### Excerpted records ###

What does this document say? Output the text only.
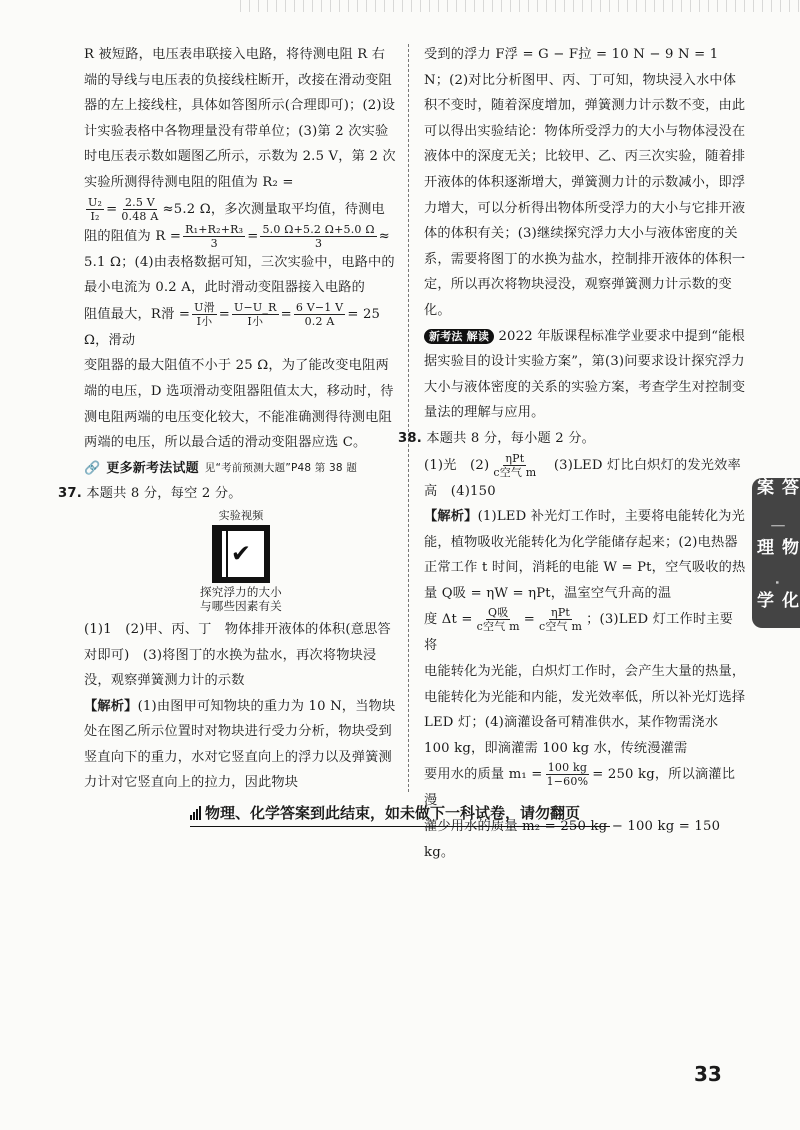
R 被短路，电压表串联接入电路，将待测电阻 R 右端的导线与电压表的负接线柱断开，改接在滑动变阻器的左上接线柱，具体如答图所示(合理即可)；(2)设计实验表格中各物理量没有带单位；(3)第 2 次实验时电压表示数如题图乙所示，示数为 2.5 V，第 2 次实验所测得待测电阻的阻值为 R₂ =

$\frac{\text{U₂}}{\text{I₂}} = \frac{2.5 V}{0.48 A} \approx 5.2$ Ω，多次测量取平均值，待测电

阻的阻值为 $R = \frac{\text{R₁+R₂+R₃}}{3} = \frac{5.0 \Omega+5.2 \Omega+5.0 \Omega}{3}$ ≈

5.1 Ω；(4)由表格数据可知，三次实验中，电路中的最小电流为 0.2 A，此时滑动变阻器接入电路的

阻值最大，R滑 = $\frac{\text{U滑}}{\text{I小}} = \frac{U-U\_R}{\text{I小}} = \frac{6 V-1 V}{0.2 A} = 25$ Ω，滑动

变阻器的最大阻值不小于 25 Ω，为了能改变电阻两端的电压，D 选项滑动变阻器阻值太大，移动时，待测电阻两端的电压变化较大，不能准确测得待测电阻两端的电压，所以最合适的滑动变阻器应选 C。

🔗 更多新考法试题 见“考前预测大题”P48 第 38 题

37. 本题共 8 分，每空 2 分。

实验视频
✔
探究浮力的大小
与哪些因素有关

(1)1　(2)甲、丙、丁　物体排开液体的体积(意思答对即可)　(3)将图丁的水换为盐水，再次将物块浸没，观察弹簧测力计的示数

【解析】(1)由图甲可知物块的重力为 10 N，当物块处在图乙所示位置时对物块进行受力分析，物块受到竖直向下的重力，水对它竖直向上的浮力以及弹簧测力计对它竖直向上的拉力，因此物块

受到的浮力 F浮 = G − F拉 = 10 N − 9 N = 1 N；(2)对比分析图甲、丙、丁可知，物块浸入水中体积不变时，随着深度增加，弹簧测力计示数不变，由此可以得出实验结论：物体所受浮力的大小与物体浸没在液体中的深度无关；比较甲、乙、丙三次实验，随着排开液体的体积逐渐增大，弹簧测力计的示数减小，即浮力增大，可以分析得出物体所受浮力的大小与它排开液体的体积有关；(3)继续探究浮力大小与液体密度的关系，需要将图丁的水换为盐水，控制排开液体的体积一定，所以再次将物块浸没，观察弹簧测力计示数的变化。

新考法 解读 2022 年版课程标准学业要求中提到“能根据实验目的设计实验方案”，第(3)问要求设计探究浮力大小与液体密度的关系的实验方案，考查学生对控制变量法的理解与应用。

38. 本题共 8 分，每小题 2 分。

(1)光　$(2) \frac{\text{ηPt}}{\text{c空气 m}}$ 　(3)LED 灯比白炽灯的发光效率高　(4)150

【解析】(1)LED 补光灯工作时，主要将电能转化为光能，植物吸收光能转化为化学能储存起来；(2)电热器正常工作 t 时间，消耗的电能 W = Pt，空气吸收的热量 Q吸 = ηW = ηPt，温室空气升高的温

度 $\Delta t = \frac{\text{Q吸}}{\text{c空气 m}} = \frac{\text{ηPt}}{\text{c空气 m}}$ ；(3)LED 灯工作时主要将

电能转化为光能，白炽灯工作时，会产生大量的热量，电能转化为光能和内能，发光效率低，所以补光灯选择 LED 灯；(4)滴灌设备可精准供水，某作物需浇水 100 kg，即滴灌需 100 kg 水，传统漫灌需

要用水的质量 $m_1 = \frac{100 kg}{1-60\%} = 250$ kg，所以滴灌比漫

灌少用水的质量 m₂ = 250 kg − 100 kg = 150 kg。

答案
｜
物理
·
化学
物理、化学答案到此结束，如未做下一科试卷，请勿翻页
33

###

Written task>
Reproduce every record above exactly, omitting the pictures.

Solution to this task>
What does this document say? Output the text only.
R 被短路，电压表串联接入电路，将待测电阻 R 右端的导线与电压表的负接线柱断开，改接在滑动变阻器的左上接线柱，具体如答图所示(合理即可)；(2)设计实验表格中各物理量没有带单位；(3)第 2 次实验时电压表示数如题图乙所示，示数为 2.5 V，第 2 次实验所测得待测电阻的阻值为 R₂ =

$\frac{\text{U₂}}{\text{I₂}} = \frac{2.5 V}{0.48 A} \approx 5.2$ Ω，多次测量取平均值，待测电

阻的阻值为 $R = \frac{\text{R₁+R₂+R₃}}{3} = \frac{5.0 \Omega+5.2 \Omega+5.0 \Omega}{3}$ ≈

5.1 Ω；(4)由表格数据可知，三次实验中，电路中的最小电流为 0.2 A，此时滑动变阻器接入电路的

阻值最大，R滑 = $\frac{\text{U滑}}{\text{I小}} = \frac{U-U\_R}{\text{I小}} = \frac{6 V-1 V}{0.2 A} = 25$ Ω，滑动

变阻器的最大阻值不小于 25 Ω，为了能改变电阻两端的电压，D 选项滑动变阻器阻值太大，移动时，待测电阻两端的电压变化较大，不能准确测得待测电阻两端的电压，所以最合适的滑动变阻器应选 C。

🔗 更多新考法试题 见“考前预测大题”P48 第 38 题

37. 本题共 8 分，每空 2 分。

实验视频
✔
探究浮力的大小
与哪些因素有关

(1)1　(2)甲、丙、丁　物体排开液体的体积(意思答对即可)　(3)将图丁的水换为盐水，再次将物块浸没，观察弹簧测力计的示数

【解析】(1)由图甲可知物块的重力为 10 N，当物块处在图乙所示位置时对物块进行受力分析，物块受到竖直向下的重力，水对它竖直向上的浮力以及弹簧测力计对它竖直向上的拉力，因此物块

受到的浮力 F浮 = G − F拉 = 10 N − 9 N = 1 N；(2)对比分析图甲、丙、丁可知，物块浸入水中体积不变时，随着深度增加，弹簧测力计示数不变，由此可以得出实验结论：物体所受浮力的大小与物体浸没在液体中的深度无关；比较甲、乙、丙三次实验，随着排开液体的体积逐渐增大，弹簧测力计的示数减小，即浮力增大，可以分析得出物体所受浮力的大小与它排开液体的体积有关；(3)继续探究浮力大小与液体密度的关系，需要将图丁的水换为盐水，控制排开液体的体积一定，所以再次将物块浸没，观察弹簧测力计示数的变化。

新考法 解读 2022 年版课程标准学业要求中提到“能根据实验目的设计实验方案”，第(3)问要求设计探究浮力大小与液体密度的关系的实验方案，考查学生对控制变量法的理解与应用。

38. 本题共 8 分，每小题 2 分。

(1)光　$(2) \frac{\text{ηPt}}{\text{c空气 m}}$ 　(3)LED 灯比白炽灯的发光效率高　(4)150

【解析】(1)LED 补光灯工作时，主要将电能转化为光能，植物吸收光能转化为化学能储存起来；(2)电热器正常工作 t 时间，消耗的电能 W = Pt，空气吸收的热量 Q吸 = ηW = ηPt，温室空气升高的温

度 $\Delta t = \frac{\text{Q吸}}{\text{c空气 m}} = \frac{\text{ηPt}}{\text{c空气 m}}$ ；(3)LED 灯工作时主要将

电能转化为光能，白炽灯工作时，会产生大量的热量，电能转化为光能和内能，发光效率低，所以补光灯选择 LED 灯；(4)滴灌设备可精准供水，某作物需浇水 100 kg，即滴灌需 100 kg 水，传统漫灌需

要用水的质量 $m_1 = \frac{100 kg}{1-60\%} = 250$ kg，所以滴灌比漫

灌少用水的质量 m₂ = 250 kg − 100 kg = 150 kg。

答案
｜
物理
·
化学
物理、化学答案到此结束，如未做下一科试卷，请勿翻页
33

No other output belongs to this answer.